*WHAT IS ASKED*
Make an exact copy of all the entries below, with the pictures left out.
* * * * * * * * *
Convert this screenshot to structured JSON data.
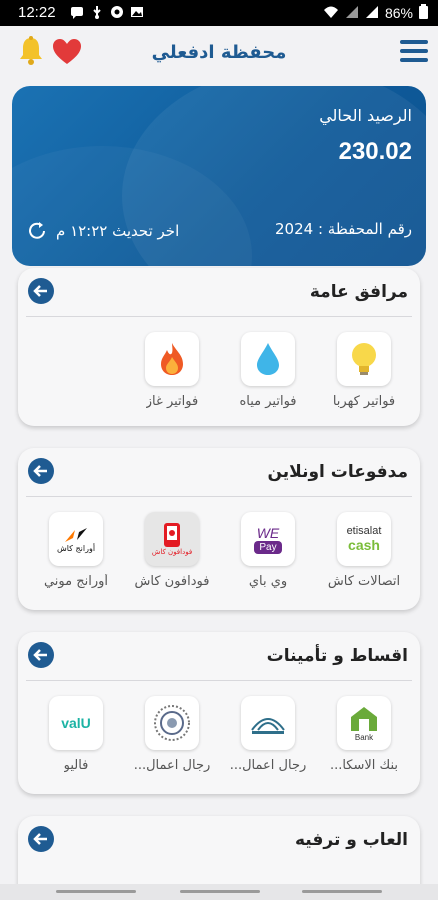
{
  "status_bar": {
    "time": "12:22",
    "battery": "86%",
    "left_icons": [
      "message-icon",
      "usb-icon",
      "vpn-icon",
      "gallery-icon"
    ],
    "right_icons": [
      "wifi-icon",
      "signal-x-icon",
      "signal-icon",
      "battery-icon"
    ]
  },
  "app_bar": {
    "title": "محفظة ادفعلي",
    "icons": [
      "bell-icon",
      "heart-icon",
      "menu-icon"
    ]
  },
  "balance_card": {
    "label": "الرصيد الحالي",
    "amount": "230.02",
    "wallet_number": "رقم المحفظة : 2024",
    "last_update": "اخر تحديث ١٢:٢٢ م"
  },
  "sections": [
    {
      "title": "مرافق عامة",
      "items": [
        {
          "label": "فواتير كهربا",
          "icon": "lightbulb-icon"
        },
        {
          "label": "فواتير مياه",
          "icon": "water-drop-icon"
        },
        {
          "label": "فواتير غاز",
          "icon": "flame-icon"
        }
      ]
    },
    {
      "title": "مدفوعات اونلاين",
      "items": [
        {
          "label": "اتصالات كاش",
          "icon": "etisalat-cash-logo",
          "logo_top": "etisalat",
          "logo_bottom": "cash"
        },
        {
          "label": "وي باي",
          "icon": "we-pay-logo",
          "logo_top": "WE",
          "logo_bottom": "Pay"
        },
        {
          "label": "فودافون كاش",
          "icon": "vodafone-cash-logo",
          "logo_text": "فودافون كاش"
        },
        {
          "label": "أورانج موني",
          "icon": "orange-money-logo",
          "logo_text": "أورانج كاش"
        }
      ]
    },
    {
      "title": "اقساط و تأمينات",
      "items": [
        {
          "label": "بنك الاسكا...",
          "icon": "housing-bank-logo",
          "logo_text": "Bank"
        },
        {
          "label": "رجال اعمال...",
          "icon": "business-men-logo"
        },
        {
          "label": "رجال اعمال...",
          "icon": "business-seal-logo"
        },
        {
          "label": "فاليو",
          "icon": "valu-logo",
          "logo_text": "valU"
        }
      ]
    },
    {
      "title": "العاب و ترفيه",
      "items": []
    }
  ],
  "colors": {
    "primary": "#1f5b92",
    "card": "#0e5a99",
    "background": "#f2f2f4"
  }
}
* * * * * * * * *
*FULL RESPONSE*
Convert this screenshot to structured JSON data.
{
  "status_bar": {
    "time": "12:22",
    "battery": "86%",
    "left_icons": [
      "message-icon",
      "usb-icon",
      "vpn-icon",
      "gallery-icon"
    ],
    "right_icons": [
      "wifi-icon",
      "signal-x-icon",
      "signal-icon",
      "battery-icon"
    ]
  },
  "app_bar": {
    "title": "محفظة ادفعلي",
    "icons": [
      "bell-icon",
      "heart-icon",
      "menu-icon"
    ]
  },
  "balance_card": {
    "label": "الرصيد الحالي",
    "amount": "230.02",
    "wallet_number": "رقم المحفظة : 2024",
    "last_update": "اخر تحديث ١٢:٢٢ م"
  },
  "sections": [
    {
      "title": "مرافق عامة",
      "items": [
        {
          "label": "فواتير كهربا",
          "icon": "lightbulb-icon"
        },
        {
          "label": "فواتير مياه",
          "icon": "water-drop-icon"
        },
        {
          "label": "فواتير غاز",
          "icon": "flame-icon"
        }
      ]
    },
    {
      "title": "مدفوعات اونلاين",
      "items": [
        {
          "label": "اتصالات كاش",
          "icon": "etisalat-cash-logo",
          "logo_top": "etisalat",
          "logo_bottom": "cash"
        },
        {
          "label": "وي باي",
          "icon": "we-pay-logo",
          "logo_top": "WE",
          "logo_bottom": "Pay"
        },
        {
          "label": "فودافون كاش",
          "icon": "vodafone-cash-logo",
          "logo_text": "فودافون كاش"
        },
        {
          "label": "أورانج موني",
          "icon": "orange-money-logo",
          "logo_text": "أورانج كاش"
        }
      ]
    },
    {
      "title": "اقساط و تأمينات",
      "items": [
        {
          "label": "بنك الاسكا...",
          "icon": "housing-bank-logo",
          "logo_text": "Bank"
        },
        {
          "label": "رجال اعمال...",
          "icon": "business-men-logo"
        },
        {
          "label": "رجال اعمال...",
          "icon": "business-seal-logo"
        },
        {
          "label": "فاليو",
          "icon": "valu-logo",
          "logo_text": "valU"
        }
      ]
    },
    {
      "title": "العاب و ترفيه",
      "items": []
    }
  ],
  "colors": {
    "primary": "#1f5b92",
    "card": "#0e5a99",
    "background": "#f2f2f4"
  }
}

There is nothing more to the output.